— begin THE DATA —

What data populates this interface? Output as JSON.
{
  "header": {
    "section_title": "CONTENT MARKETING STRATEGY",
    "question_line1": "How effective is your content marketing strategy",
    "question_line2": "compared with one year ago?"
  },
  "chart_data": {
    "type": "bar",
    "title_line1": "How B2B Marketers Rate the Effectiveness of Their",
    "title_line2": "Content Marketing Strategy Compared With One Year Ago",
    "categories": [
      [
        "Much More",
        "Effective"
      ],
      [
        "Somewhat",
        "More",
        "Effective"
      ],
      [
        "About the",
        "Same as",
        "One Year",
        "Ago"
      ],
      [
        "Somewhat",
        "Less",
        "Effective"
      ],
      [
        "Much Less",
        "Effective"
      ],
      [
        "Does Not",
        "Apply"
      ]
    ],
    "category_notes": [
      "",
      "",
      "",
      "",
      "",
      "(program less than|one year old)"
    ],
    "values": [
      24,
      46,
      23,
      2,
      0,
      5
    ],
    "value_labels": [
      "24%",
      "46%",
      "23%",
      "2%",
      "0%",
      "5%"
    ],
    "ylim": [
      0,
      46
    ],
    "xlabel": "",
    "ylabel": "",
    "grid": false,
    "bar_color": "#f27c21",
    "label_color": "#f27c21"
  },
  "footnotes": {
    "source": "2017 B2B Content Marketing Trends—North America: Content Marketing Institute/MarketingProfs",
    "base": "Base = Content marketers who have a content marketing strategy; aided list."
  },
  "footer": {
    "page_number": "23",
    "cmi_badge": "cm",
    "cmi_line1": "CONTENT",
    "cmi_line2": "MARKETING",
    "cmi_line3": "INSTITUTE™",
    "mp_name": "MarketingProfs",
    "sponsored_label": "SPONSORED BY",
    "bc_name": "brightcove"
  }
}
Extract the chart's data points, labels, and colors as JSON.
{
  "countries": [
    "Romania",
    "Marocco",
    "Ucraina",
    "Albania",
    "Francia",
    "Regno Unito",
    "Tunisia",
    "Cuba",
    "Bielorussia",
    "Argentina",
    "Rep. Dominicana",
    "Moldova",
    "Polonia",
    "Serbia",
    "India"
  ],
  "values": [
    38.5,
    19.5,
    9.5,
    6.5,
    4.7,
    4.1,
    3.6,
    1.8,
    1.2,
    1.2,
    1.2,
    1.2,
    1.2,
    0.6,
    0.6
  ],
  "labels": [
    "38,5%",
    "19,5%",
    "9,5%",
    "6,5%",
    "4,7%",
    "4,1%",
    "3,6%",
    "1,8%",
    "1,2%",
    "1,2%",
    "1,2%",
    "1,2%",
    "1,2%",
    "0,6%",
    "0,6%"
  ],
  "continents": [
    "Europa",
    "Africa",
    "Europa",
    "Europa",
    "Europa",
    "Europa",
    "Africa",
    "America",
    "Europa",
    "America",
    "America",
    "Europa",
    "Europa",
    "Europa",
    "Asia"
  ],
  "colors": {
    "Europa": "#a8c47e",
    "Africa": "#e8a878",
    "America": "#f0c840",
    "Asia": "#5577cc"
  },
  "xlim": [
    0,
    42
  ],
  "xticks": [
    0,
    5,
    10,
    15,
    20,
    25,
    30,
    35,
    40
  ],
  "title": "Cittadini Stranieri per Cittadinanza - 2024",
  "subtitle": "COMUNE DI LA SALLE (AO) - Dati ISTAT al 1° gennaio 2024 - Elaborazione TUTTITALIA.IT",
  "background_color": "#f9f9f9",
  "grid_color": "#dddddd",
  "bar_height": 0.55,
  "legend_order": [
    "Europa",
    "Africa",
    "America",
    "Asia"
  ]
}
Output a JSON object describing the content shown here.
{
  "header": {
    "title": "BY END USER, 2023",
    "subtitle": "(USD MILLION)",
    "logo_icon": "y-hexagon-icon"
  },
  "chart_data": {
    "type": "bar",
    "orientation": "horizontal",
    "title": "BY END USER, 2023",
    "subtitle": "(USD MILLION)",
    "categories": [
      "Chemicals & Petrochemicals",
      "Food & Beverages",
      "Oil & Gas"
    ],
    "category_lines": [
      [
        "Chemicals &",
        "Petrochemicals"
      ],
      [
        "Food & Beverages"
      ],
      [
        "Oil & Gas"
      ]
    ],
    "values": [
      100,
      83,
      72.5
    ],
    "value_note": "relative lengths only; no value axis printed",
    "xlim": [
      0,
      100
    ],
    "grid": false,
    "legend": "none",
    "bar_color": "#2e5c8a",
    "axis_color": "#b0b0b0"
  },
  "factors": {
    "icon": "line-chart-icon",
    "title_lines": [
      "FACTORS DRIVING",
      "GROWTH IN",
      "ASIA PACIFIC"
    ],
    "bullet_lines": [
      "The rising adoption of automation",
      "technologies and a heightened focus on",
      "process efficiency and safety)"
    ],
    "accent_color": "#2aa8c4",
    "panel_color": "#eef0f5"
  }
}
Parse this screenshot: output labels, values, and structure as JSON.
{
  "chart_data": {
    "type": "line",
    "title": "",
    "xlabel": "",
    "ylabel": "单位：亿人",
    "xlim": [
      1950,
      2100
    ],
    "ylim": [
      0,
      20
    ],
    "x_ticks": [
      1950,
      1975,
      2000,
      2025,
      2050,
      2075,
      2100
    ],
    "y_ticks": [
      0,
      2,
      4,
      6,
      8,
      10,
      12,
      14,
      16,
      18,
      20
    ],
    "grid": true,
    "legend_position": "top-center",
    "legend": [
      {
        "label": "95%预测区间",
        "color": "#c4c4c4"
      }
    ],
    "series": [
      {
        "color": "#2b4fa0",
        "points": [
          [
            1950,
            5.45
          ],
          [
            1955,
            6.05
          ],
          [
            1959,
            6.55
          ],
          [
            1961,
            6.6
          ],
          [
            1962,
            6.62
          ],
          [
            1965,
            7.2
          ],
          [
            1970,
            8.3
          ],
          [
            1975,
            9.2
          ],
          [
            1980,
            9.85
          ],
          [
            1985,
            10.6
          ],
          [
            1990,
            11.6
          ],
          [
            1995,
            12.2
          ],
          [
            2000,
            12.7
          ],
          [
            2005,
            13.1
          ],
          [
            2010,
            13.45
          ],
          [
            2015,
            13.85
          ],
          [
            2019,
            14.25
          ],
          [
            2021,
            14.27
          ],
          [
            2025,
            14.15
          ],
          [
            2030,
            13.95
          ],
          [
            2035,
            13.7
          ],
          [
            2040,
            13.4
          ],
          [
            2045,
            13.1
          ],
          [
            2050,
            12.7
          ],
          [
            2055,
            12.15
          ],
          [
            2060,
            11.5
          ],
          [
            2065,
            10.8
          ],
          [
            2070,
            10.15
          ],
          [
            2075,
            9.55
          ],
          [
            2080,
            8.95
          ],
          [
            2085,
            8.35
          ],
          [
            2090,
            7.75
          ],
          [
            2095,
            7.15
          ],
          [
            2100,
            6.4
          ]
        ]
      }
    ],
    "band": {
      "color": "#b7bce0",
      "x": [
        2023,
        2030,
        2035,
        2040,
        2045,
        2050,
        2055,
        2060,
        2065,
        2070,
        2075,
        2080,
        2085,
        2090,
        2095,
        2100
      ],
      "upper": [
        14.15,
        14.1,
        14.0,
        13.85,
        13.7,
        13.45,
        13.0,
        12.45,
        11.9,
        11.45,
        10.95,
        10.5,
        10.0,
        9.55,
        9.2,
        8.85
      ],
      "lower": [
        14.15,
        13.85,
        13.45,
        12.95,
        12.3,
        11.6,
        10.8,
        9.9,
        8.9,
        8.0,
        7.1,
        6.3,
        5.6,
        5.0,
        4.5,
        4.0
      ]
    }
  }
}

— end THE DATA —

Your task is to repeat the data exactly; please include every line.

## [ANSWER FOR THIS EXERCISE]
What data populates this interface? Output as JSON.
{
  "header": {
    "section_title": "CONTENT MARKETING STRATEGY",
    "question_line1": "How effective is your content marketing strategy",
    "question_line2": "compared with one year ago?"
  },
  "chart_data": {
    "type": "bar",
    "title_line1": "How B2B Marketers Rate the Effectiveness of Their",
    "title_line2": "Content Marketing Strategy Compared With One Year Ago",
    "categories": [
      [
        "Much More",
        "Effective"
      ],
      [
        "Somewhat",
        "More",
        "Effective"
      ],
      [
        "About the",
        "Same as",
        "One Year",
        "Ago"
      ],
      [
        "Somewhat",
        "Less",
        "Effective"
      ],
      [
        "Much Less",
        "Effective"
      ],
      [
        "Does Not",
        "Apply"
      ]
    ],
    "category_notes": [
      "",
      "",
      "",
      "",
      "",
      "(program less than|one year old)"
    ],
    "values": [
      24,
      46,
      23,
      2,
      0,
      5
    ],
    "value_labels": [
      "24%",
      "46%",
      "23%",
      "2%",
      "0%",
      "5%"
    ],
    "ylim": [
      0,
      46
    ],
    "xlabel": "",
    "ylabel": "",
    "grid": false,
    "bar_color": "#f27c21",
    "label_color": "#f27c21"
  },
  "footnotes": {
    "source": "2017 B2B Content Marketing Trends—North America: Content Marketing Institute/MarketingProfs",
    "base": "Base = Content marketers who have a content marketing strategy; aided list."
  },
  "footer": {
    "page_number": "23",
    "cmi_badge": "cm",
    "cmi_line1": "CONTENT",
    "cmi_line2": "MARKETING",
    "cmi_line3": "INSTITUTE™",
    "mp_name": "MarketingProfs",
    "sponsored_label": "SPONSORED BY",
    "bc_name": "brightcove"
  }
}
Extract the chart's data points, labels, and colors as JSON.
{
  "countries": [
    "Romania",
    "Marocco",
    "Ucraina",
    "Albania",
    "Francia",
    "Regno Unito",
    "Tunisia",
    "Cuba",
    "Bielorussia",
    "Argentina",
    "Rep. Dominicana",
    "Moldova",
    "Polonia",
    "Serbia",
    "India"
  ],
  "values": [
    38.5,
    19.5,
    9.5,
    6.5,
    4.7,
    4.1,
    3.6,
    1.8,
    1.2,
    1.2,
    1.2,
    1.2,
    1.2,
    0.6,
    0.6
  ],
  "labels": [
    "38,5%",
    "19,5%",
    "9,5%",
    "6,5%",
    "4,7%",
    "4,1%",
    "3,6%",
    "1,8%",
    "1,2%",
    "1,2%",
    "1,2%",
    "1,2%",
    "1,2%",
    "0,6%",
    "0,6%"
  ],
  "continents": [
    "Europa",
    "Africa",
    "Europa",
    "Europa",
    "Europa",
    "Europa",
    "Africa",
    "America",
    "Europa",
    "America",
    "America",
    "Europa",
    "Europa",
    "Europa",
    "Asia"
  ],
  "colors": {
    "Europa": "#a8c47e",
    "Africa": "#e8a878",
    "America": "#f0c840",
    "Asia": "#5577cc"
  },
  "xlim": [
    0,
    42
  ],
  "xticks": [
    0,
    5,
    10,
    15,
    20,
    25,
    30,
    35,
    40
  ],
  "title": "Cittadini Stranieri per Cittadinanza - 2024",
  "subtitle": "COMUNE DI LA SALLE (AO) - Dati ISTAT al 1° gennaio 2024 - Elaborazione TUTTITALIA.IT",
  "background_color": "#f9f9f9",
  "grid_color": "#dddddd",
  "bar_height": 0.55,
  "legend_order": [
    "Europa",
    "Africa",
    "America",
    "Asia"
  ]
}
Output a JSON object describing the content shown here.
{
  "header": {
    "title": "BY END USER, 2023",
    "subtitle": "(USD MILLION)",
    "logo_icon": "y-hexagon-icon"
  },
  "chart_data": {
    "type": "bar",
    "orientation": "horizontal",
    "title": "BY END USER, 2023",
    "subtitle": "(USD MILLION)",
    "categories": [
      "Chemicals & Petrochemicals",
      "Food & Beverages",
      "Oil & Gas"
    ],
    "category_lines": [
      [
        "Chemicals &",
        "Petrochemicals"
      ],
      [
        "Food & Beverages"
      ],
      [
        "Oil & Gas"
      ]
    ],
    "values": [
      100,
      83,
      72.5
    ],
    "value_note": "relative lengths only; no value axis printed",
    "xlim": [
      0,
      100
    ],
    "grid": false,
    "legend": "none",
    "bar_color": "#2e5c8a",
    "axis_color": "#b0b0b0"
  },
  "factors": {
    "icon": "line-chart-icon",
    "title_lines": [
      "FACTORS DRIVING",
      "GROWTH IN",
      "ASIA PACIFIC"
    ],
    "bullet_lines": [
      "The rising adoption of automation",
      "technologies and a heightened focus on",
      "process efficiency and safety)"
    ],
    "accent_color": "#2aa8c4",
    "panel_color": "#eef0f5"
  }
}
Parse this screenshot: output labels, values, and structure as JSON.
{
  "chart_data": {
    "type": "line",
    "title": "",
    "xlabel": "",
    "ylabel": "单位：亿人",
    "xlim": [
      1950,
      2100
    ],
    "ylim": [
      0,
      20
    ],
    "x_ticks": [
      1950,
      1975,
      2000,
      2025,
      2050,
      2075,
      2100
    ],
    "y_ticks": [
      0,
      2,
      4,
      6,
      8,
      10,
      12,
      14,
      16,
      18,
      20
    ],
    "grid": true,
    "legend_position": "top-center",
    "legend": [
      {
        "label": "95%预测区间",
        "color": "#c4c4c4"
      }
    ],
    "series": [
      {
        "color": "#2b4fa0",
        "points": [
          [
            1950,
            5.45
          ],
          [
            1955,
            6.05
          ],
          [
            1959,
            6.55
          ],
          [
            1961,
            6.6
          ],
          [
            1962,
            6.62
          ],
          [
            1965,
            7.2
          ],
          [
            1970,
            8.3
          ],
          [
            1975,
            9.2
          ],
          [
            1980,
            9.85
          ],
          [
            1985,
            10.6
          ],
          [
            1990,
            11.6
          ],
          [
            1995,
            12.2
          ],
          [
            2000,
            12.7
          ],
          [
            2005,
            13.1
          ],
          [
            2010,
            13.45
          ],
          [
            2015,
            13.85
          ],
          [
            2019,
            14.25
          ],
          [
            2021,
            14.27
          ],
          [
            2025,
            14.15
          ],
          [
            2030,
            13.95
          ],
          [
            2035,
            13.7
          ],
          [
            2040,
            13.4
          ],
          [
            2045,
            13.1
          ],
          [
            2050,
            12.7
          ],
          [
            2055,
            12.15
          ],
          [
            2060,
            11.5
          ],
          [
            2065,
            10.8
          ],
          [
            2070,
            10.15
          ],
          [
            2075,
            9.55
          ],
          [
            2080,
            8.95
          ],
          [
            2085,
            8.35
          ],
          [
            2090,
            7.75
          ],
          [
            2095,
            7.15
          ],
          [
            2100,
            6.4
          ]
        ]
      }
    ],
    "band": {
      "color": "#b7bce0",
      "x": [
        2023,
        2030,
        2035,
        2040,
        2045,
        2050,
        2055,
        2060,
        2065,
        2070,
        2075,
        2080,
        2085,
        2090,
        2095,
        2100
      ],
      "upper": [
        14.15,
        14.1,
        14.0,
        13.85,
        13.7,
        13.45,
        13.0,
        12.45,
        11.9,
        11.45,
        10.95,
        10.5,
        10.0,
        9.55,
        9.2,
        8.85
      ],
      "lower": [
        14.15,
        13.85,
        13.45,
        12.95,
        12.3,
        11.6,
        10.8,
        9.9,
        8.9,
        8.0,
        7.1,
        6.3,
        5.6,
        5.0,
        4.5,
        4.0
      ]
    }
  }
}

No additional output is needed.